> [Problem to work on]
In this exercise, return the whole listing exactly, excluding any images.

Saved data entries:
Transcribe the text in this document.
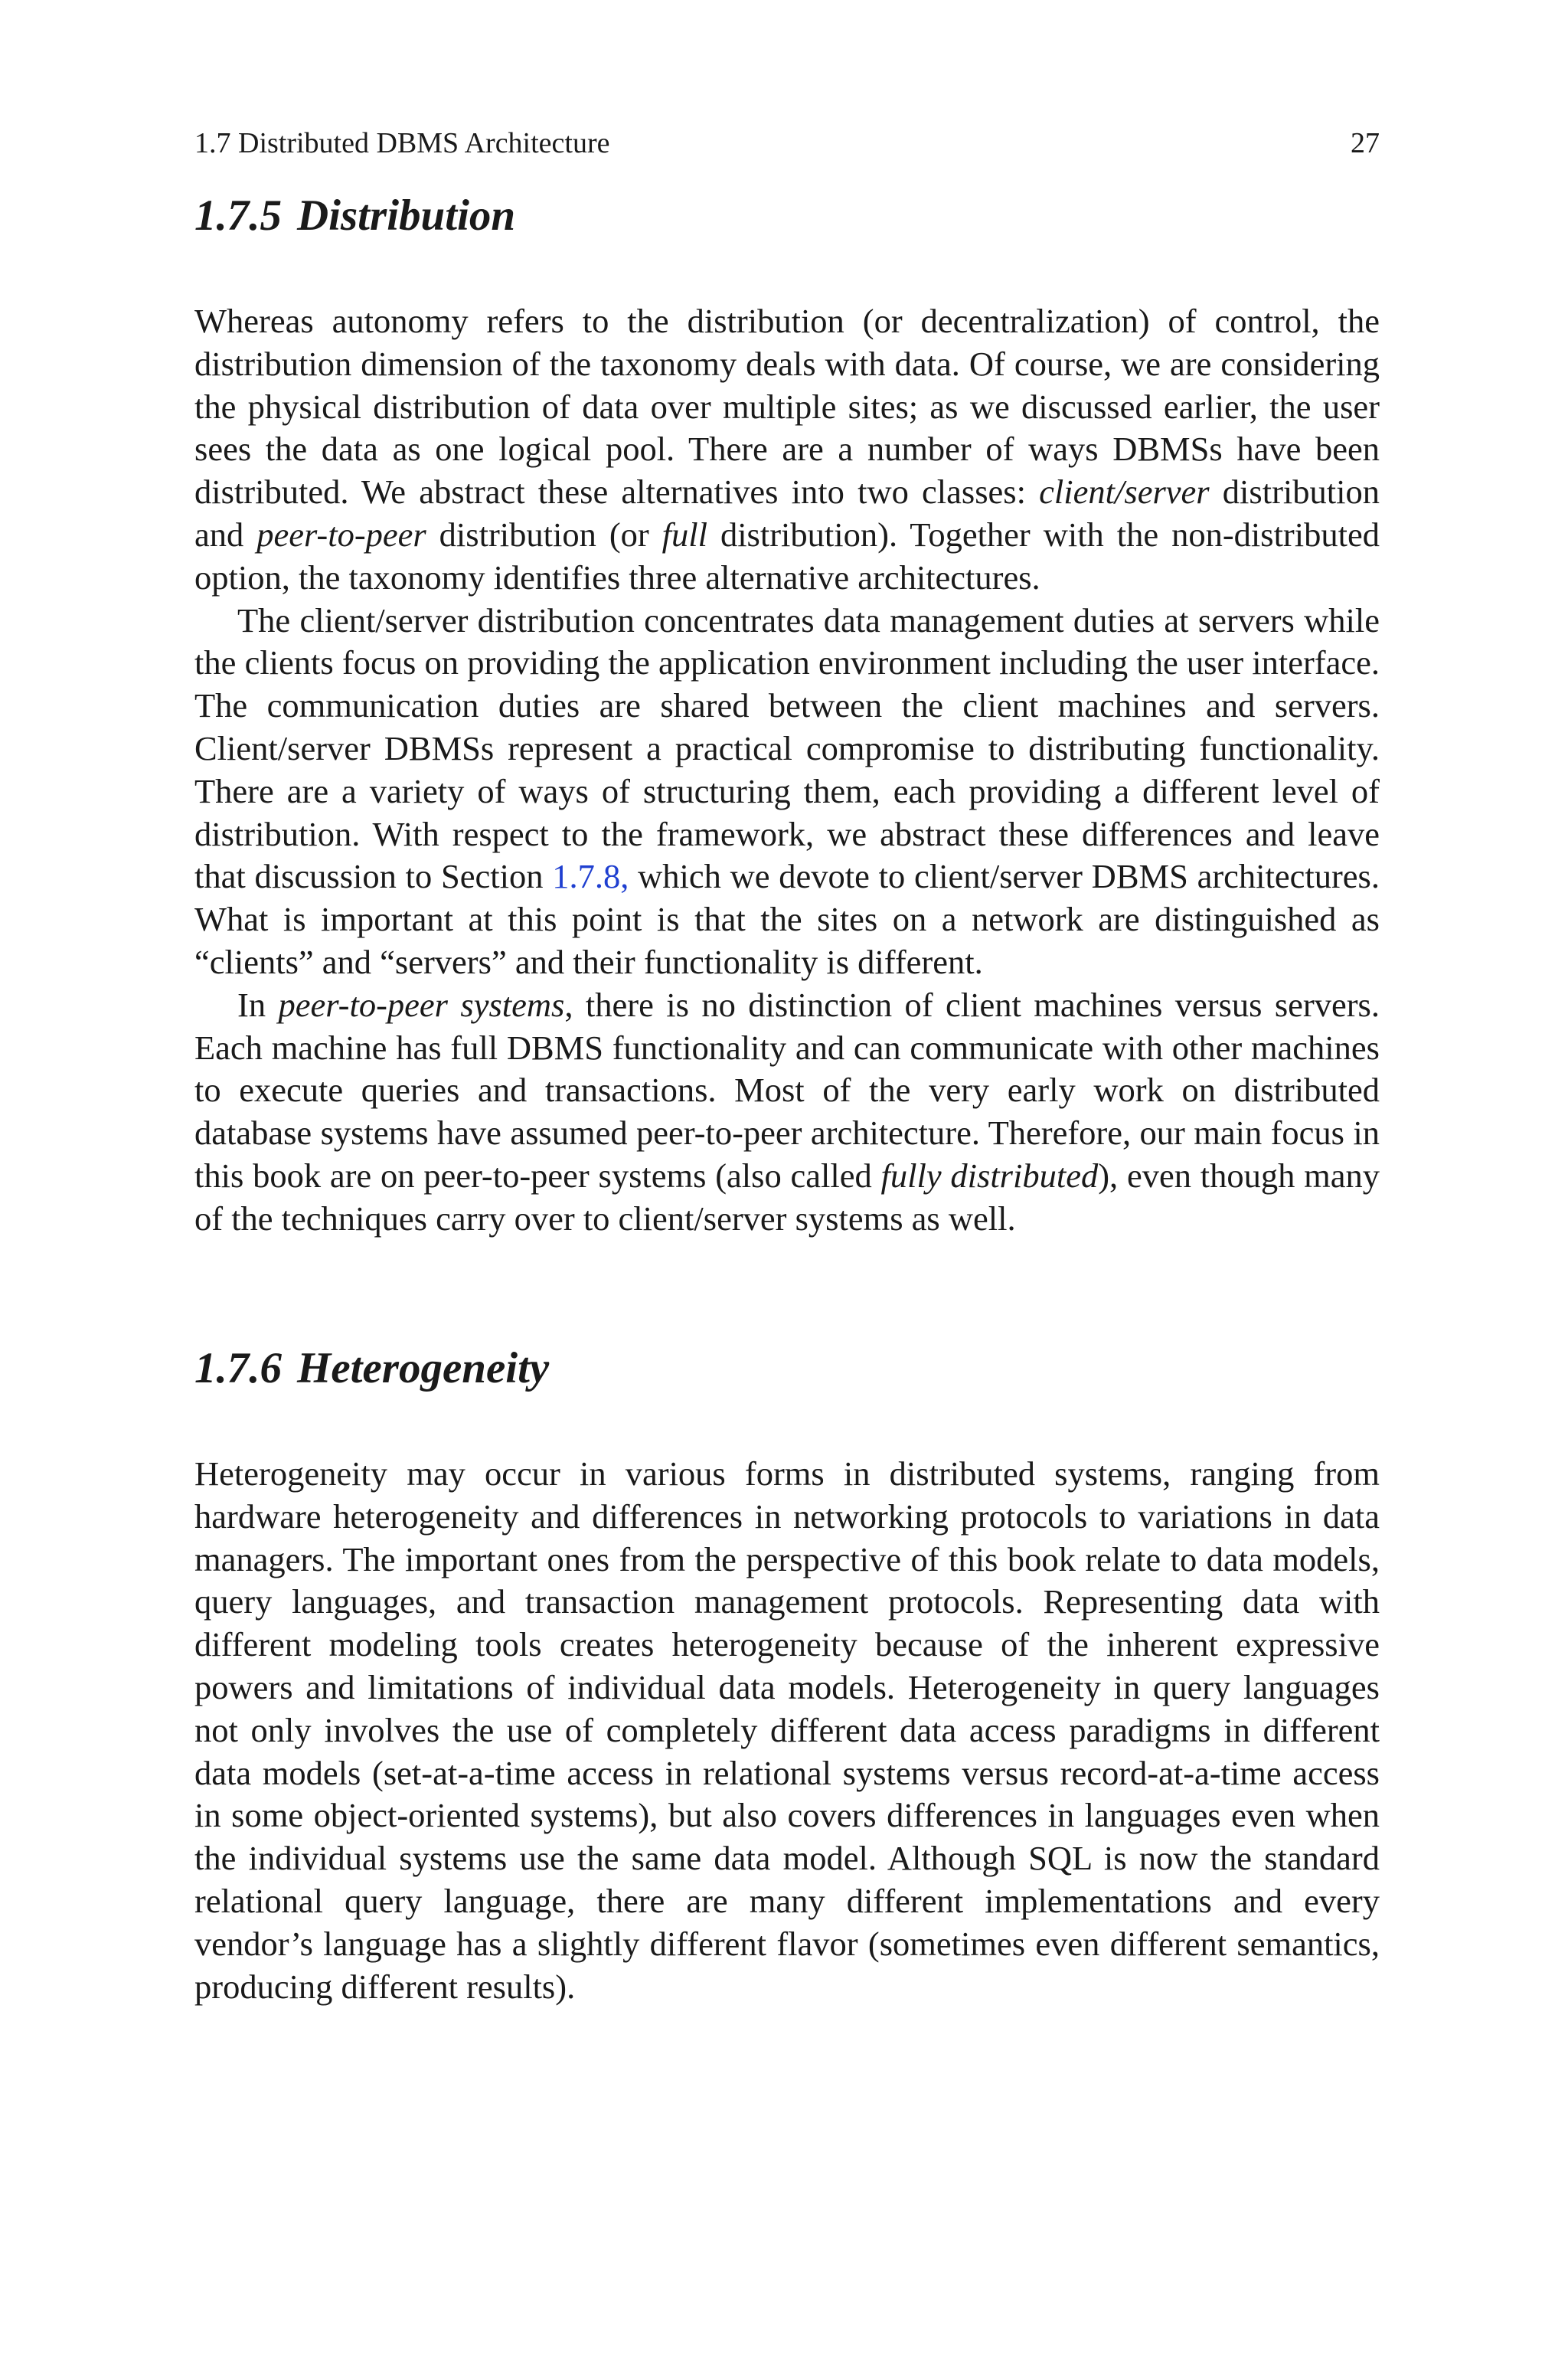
1.7 Distributed DBMS Architecture	27
1.7.5 Distribution

Whereas autonomy refers to the distribution (or decentralization) of control, the distribution dimension of the taxonomy deals with data. Of course, we are considering the physical distribution of data over multiple sites; as we discussed earlier, the user sees the data as one logical pool. There are a number of ways DBMSs have been distributed. We abstract these alternatives into two classes: client/server distribution and peer-to-peer distribution (or full distribution). Together with the non-distributed option, the taxonomy identifies three alternative architectures.

The client/server distribution concentrates data management duties at servers while the clients focus on providing the application environment including the user interface. The communication duties are shared between the client machines and servers. Client/server DBMSs represent a practical compromise to distributing functionality. There are a variety of ways of structuring them, each providing a different level of distribution. With respect to the framework, we abstract these differences and leave that discussion to Section 1.7.8, which we devote to client/server DBMS architectures. What is important at this point is that the sites on a network are distinguished as “clients” and “servers” and their functionality is different.

In peer-to-peer systems, there is no distinction of client machines versus servers. Each machine has full DBMS functionality and can communicate with other machines to execute queries and transactions. Most of the very early work on distributed database systems have assumed peer-to-peer architecture. Therefore, our main focus in this book are on peer-to-peer systems (also called fully distributed), even though many of the techniques carry over to client/server systems as well.

1.7.6 Heterogeneity

Heterogeneity may occur in various forms in distributed systems, ranging from hardware heterogeneity and differences in networking protocols to variations in data managers. The important ones from the perspective of this book relate to data models, query languages, and transaction management protocols. Representing data with different modeling tools creates heterogeneity because of the inherent expressive powers and limitations of individual data models. Heterogeneity in query languages not only involves the use of completely different data access paradigms in different data models (set-at-a-time access in relational systems versus record-at-a-time access in some object-oriented systems), but also covers differences in languages even when the individual systems use the same data model. Although SQL is now the standard relational query language, there are many different implementations and every vendor’s language has a slightly different flavor (sometimes even different semantics, producing different results).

> [In response]
Transcribe the text in this document.
1.7 Distributed DBMS Architecture	27
1.7.5 Distribution

Whereas autonomy refers to the distribution (or decentralization) of control, the distribution dimension of the taxonomy deals with data. Of course, we are considering the physical distribution of data over multiple sites; as we discussed earlier, the user sees the data as one logical pool. There are a number of ways DBMSs have been distributed. We abstract these alternatives into two classes: client/server distribution and peer-to-peer distribution (or full distribution). Together with the non-distributed option, the taxonomy identifies three alternative architectures.

The client/server distribution concentrates data management duties at servers while the clients focus on providing the application environment including the user interface. The communication duties are shared between the client machines and servers. Client/server DBMSs represent a practical compromise to distributing functionality. There are a variety of ways of structuring them, each providing a different level of distribution. With respect to the framework, we abstract these differences and leave that discussion to Section 1.7.8, which we devote to client/server DBMS architectures. What is important at this point is that the sites on a network are distinguished as “clients” and “servers” and their functionality is different.

In peer-to-peer systems, there is no distinction of client machines versus servers. Each machine has full DBMS functionality and can communicate with other machines to execute queries and transactions. Most of the very early work on distributed database systems have assumed peer-to-peer architecture. Therefore, our main focus in this book are on peer-to-peer systems (also called fully distributed), even though many of the techniques carry over to client/server systems as well.

1.7.6 Heterogeneity

Heterogeneity may occur in various forms in distributed systems, ranging from hardware heterogeneity and differences in networking protocols to variations in data managers. The important ones from the perspective of this book relate to data models, query languages, and transaction management protocols. Representing data with different modeling tools creates heterogeneity because of the inherent expressive powers and limitations of individual data models. Heterogeneity in query languages not only involves the use of completely different data access paradigms in different data models (set-at-a-time access in relational systems versus record-at-a-time access in some object-oriented systems), but also covers differences in languages even when the individual systems use the same data model. Although SQL is now the standard relational query language, there are many different implementations and every vendor’s language has a slightly different flavor (sometimes even different semantics, producing different results).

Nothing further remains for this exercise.